┌──

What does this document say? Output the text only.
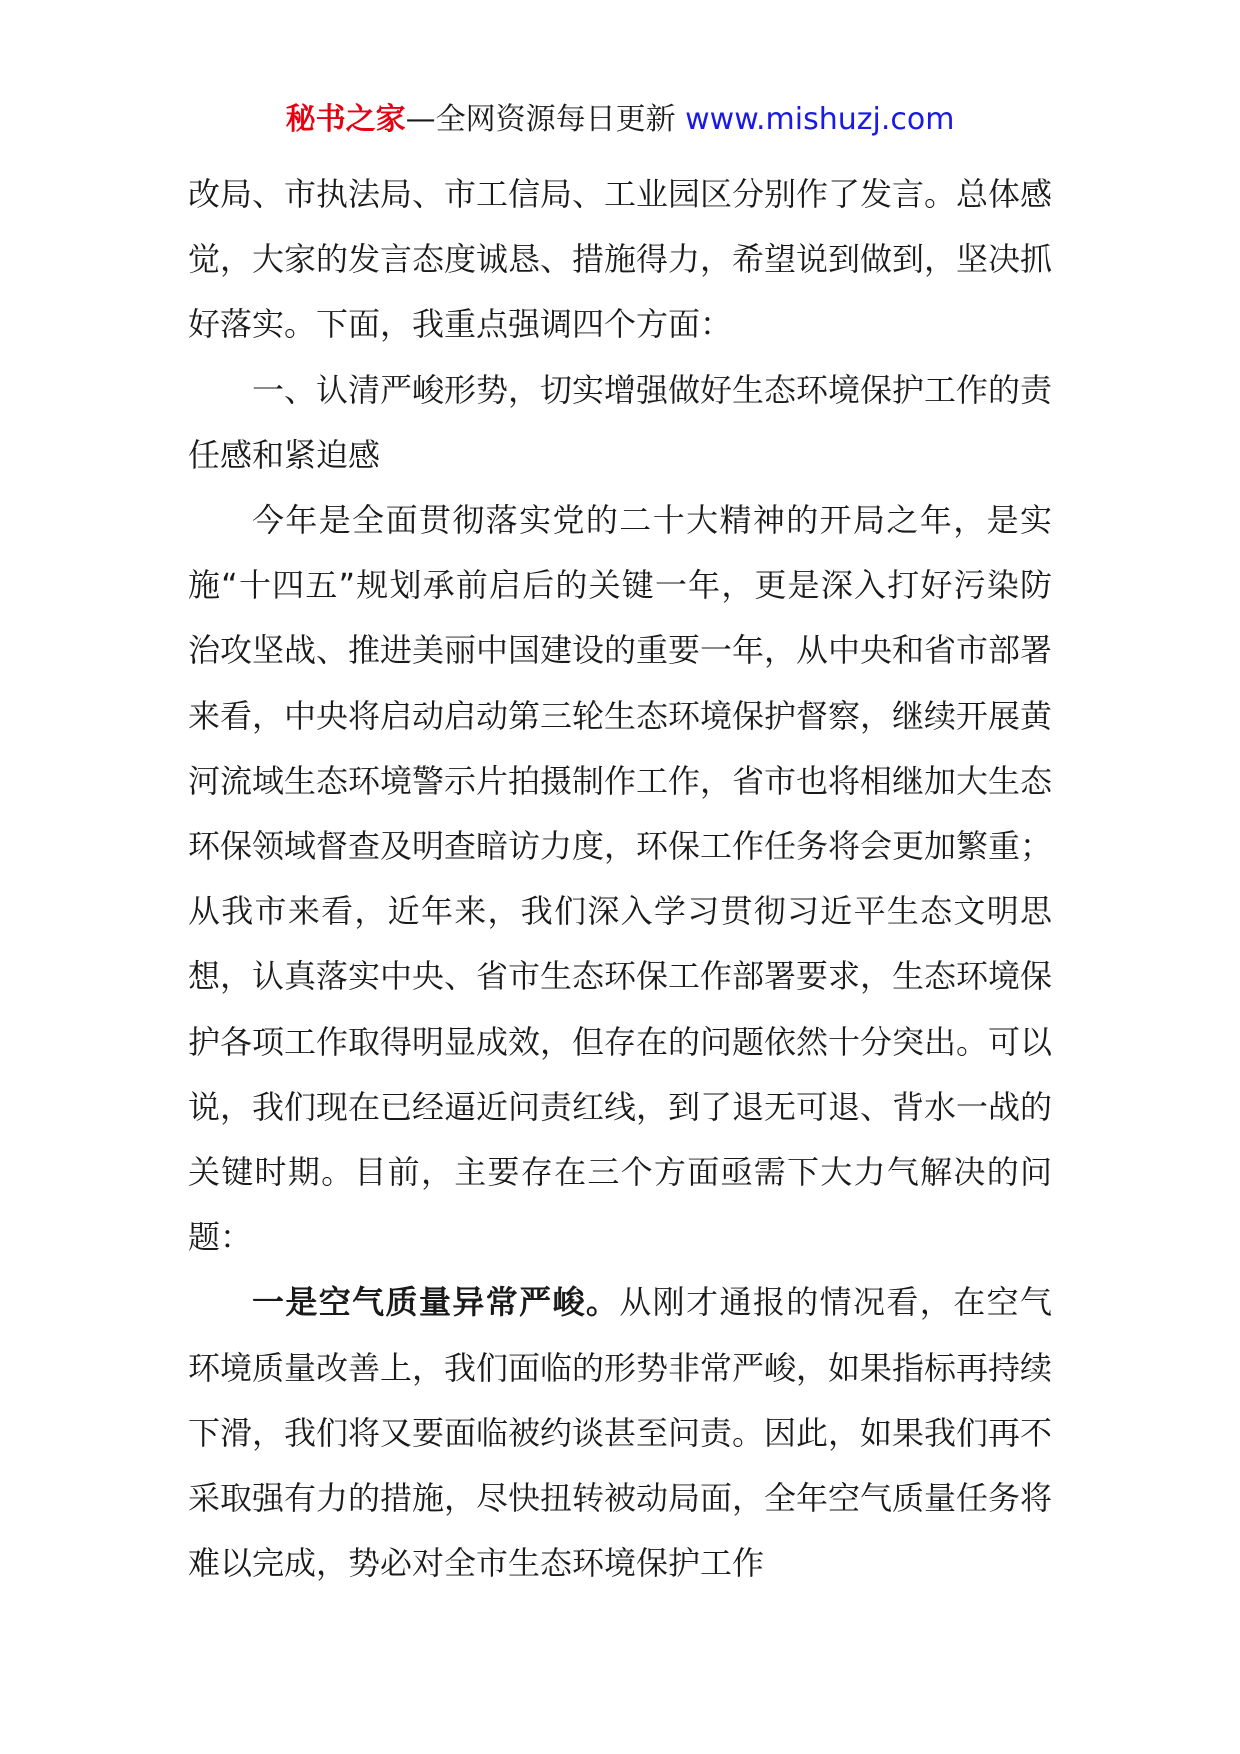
秘书之家—全网资源每日更新 www.mishuzj.com

改局、市执法局、市工信局、工业园区分别作了发言。总体感觉，大家的发言态度诚恳、措施得力，希望说到做到，坚决抓好落实。下面，我重点强调四个方面：

一、认清严峻形势，切实增强做好生态环境保护工作的责任感和紧迫感

今年是全面贯彻落实党的二十大精神的开局之年，是实施“十四五”规划承前启后的关键一年，更是深入打好污染防治攻坚战、推进美丽中国建设的重要一年，从中央和省市部署来看，中央将启动启动第三轮生态环境保护督察，继续开展黄河流域生态环境警示片拍摄制作工作，省市也将相继加大生态环保领域督查及明查暗访力度，环保工作任务将会更加繁重；从我市来看，近年来，我们深入学习贯彻习近平生态文明思想，认真落实中央、省市生态环保工作部署要求，生态环境保护各项工作取得明显成效，但存在的问题依然十分突出。可以说，我们现在已经逼近问责红线，到了退无可退、背水一战的关键时期。目前，主要存在三个方面亟需下大力气解决的问题：

一是空气质量异常严峻。从刚才通报的情况看，在空气环境质量改善上，我们面临的形势非常严峻，如果指标再持续下滑，我们将又要面临被约谈甚至问责。因此，如果我们再不采取强有力的措施，尽快扭转被动局面，全年空气质量任务将难以完成，势必对全市生态环境保护工作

└──

Short exercise
Quote each entry above verbatim and drop the pictures.

Solution to this exercise
What does this document say? Output the text only.
秘书之家—全网资源每日更新 www.mishuzj.com

改局、市执法局、市工信局、工业园区分别作了发言。总体感觉，大家的发言态度诚恳、措施得力，希望说到做到，坚决抓好落实。下面，我重点强调四个方面：

一、认清严峻形势，切实增强做好生态环境保护工作的责任感和紧迫感

今年是全面贯彻落实党的二十大精神的开局之年，是实施“十四五”规划承前启后的关键一年，更是深入打好污染防治攻坚战、推进美丽中国建设的重要一年，从中央和省市部署来看，中央将启动启动第三轮生态环境保护督察，继续开展黄河流域生态环境警示片拍摄制作工作，省市也将相继加大生态环保领域督查及明查暗访力度，环保工作任务将会更加繁重；从我市来看，近年来，我们深入学习贯彻习近平生态文明思想，认真落实中央、省市生态环保工作部署要求，生态环境保护各项工作取得明显成效，但存在的问题依然十分突出。可以说，我们现在已经逼近问责红线，到了退无可退、背水一战的关键时期。目前，主要存在三个方面亟需下大力气解决的问题：

一是空气质量异常严峻。从刚才通报的情况看，在空气环境质量改善上，我们面临的形势非常严峻，如果指标再持续下滑，我们将又要面临被约谈甚至问责。因此，如果我们再不采取强有力的措施，尽快扭转被动局面，全年空气质量任务将难以完成，势必对全市生态环境保护工作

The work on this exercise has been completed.